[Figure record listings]
───

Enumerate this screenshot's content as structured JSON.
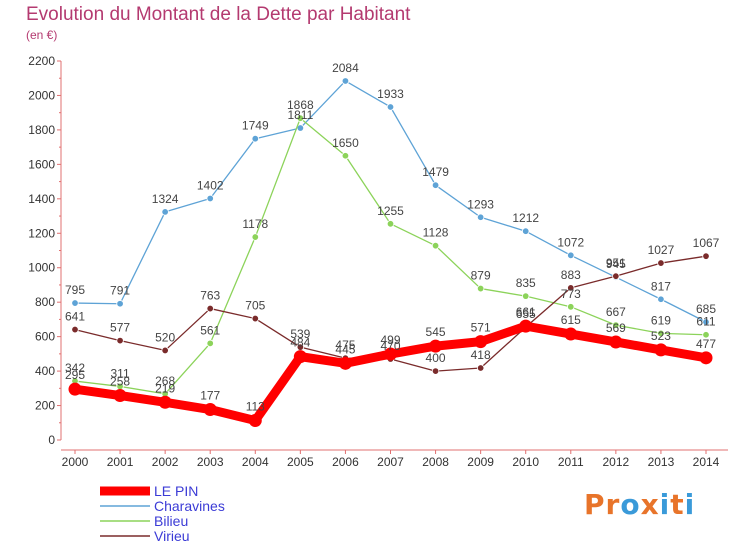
{
  "title": "Evolution du Montant de la Dette par Habitant",
  "subtitle": "(en €)",
  "logo": {
    "text": "Proxiti",
    "colors": [
      "#e8742a",
      "#e8742a",
      "#3a9ad9",
      "#e8742a",
      "#3a9ad9",
      "#e8742a",
      "#3a9ad9"
    ]
  },
  "chart_data": {
    "type": "line",
    "title": "Evolution du Montant de la Dette par Habitant",
    "subtitle": "(en €)",
    "x": [
      2000,
      2001,
      2002,
      2003,
      2004,
      2005,
      2006,
      2007,
      2008,
      2009,
      2010,
      2011,
      2012,
      2013,
      2014
    ],
    "ylim": [
      0,
      2200
    ],
    "yticks": [
      0,
      200,
      400,
      600,
      800,
      1000,
      1200,
      1400,
      1600,
      1800,
      2000,
      2200
    ],
    "grid": false,
    "legend": "bottom-left",
    "series": [
      {
        "name": "LE PIN",
        "color": "#ff0000",
        "bold": true,
        "values": [
          295,
          258,
          219,
          177,
          113,
          484,
          445,
          499,
          545,
          571,
          661,
          615,
          569,
          523,
          477
        ]
      },
      {
        "name": "Charavines",
        "color": "#5ea3d6",
        "values": [
          795,
          791,
          1324,
          1402,
          1749,
          1811,
          2084,
          1933,
          1479,
          1293,
          1212,
          1072,
          945,
          817,
          685
        ]
      },
      {
        "name": "Bilieu",
        "color": "#8cd35a",
        "values": [
          342,
          311,
          268,
          561,
          1178,
          1868,
          1650,
          1255,
          1128,
          879,
          835,
          773,
          667,
          619,
          611
        ]
      },
      {
        "name": "Virieu",
        "color": "#7a2b2b",
        "values": [
          641,
          577,
          520,
          763,
          705,
          539,
          475,
          470,
          400,
          418,
          655,
          883,
          951,
          1027,
          1067
        ]
      }
    ]
  }
}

───

(Work to be completed): Return all lines containing the word "Dette".

(Result below):
  "title": "Evolution du Montant de la Dette par Habitant",
    "title": "Evolution du Montant de la Dette par Habitant",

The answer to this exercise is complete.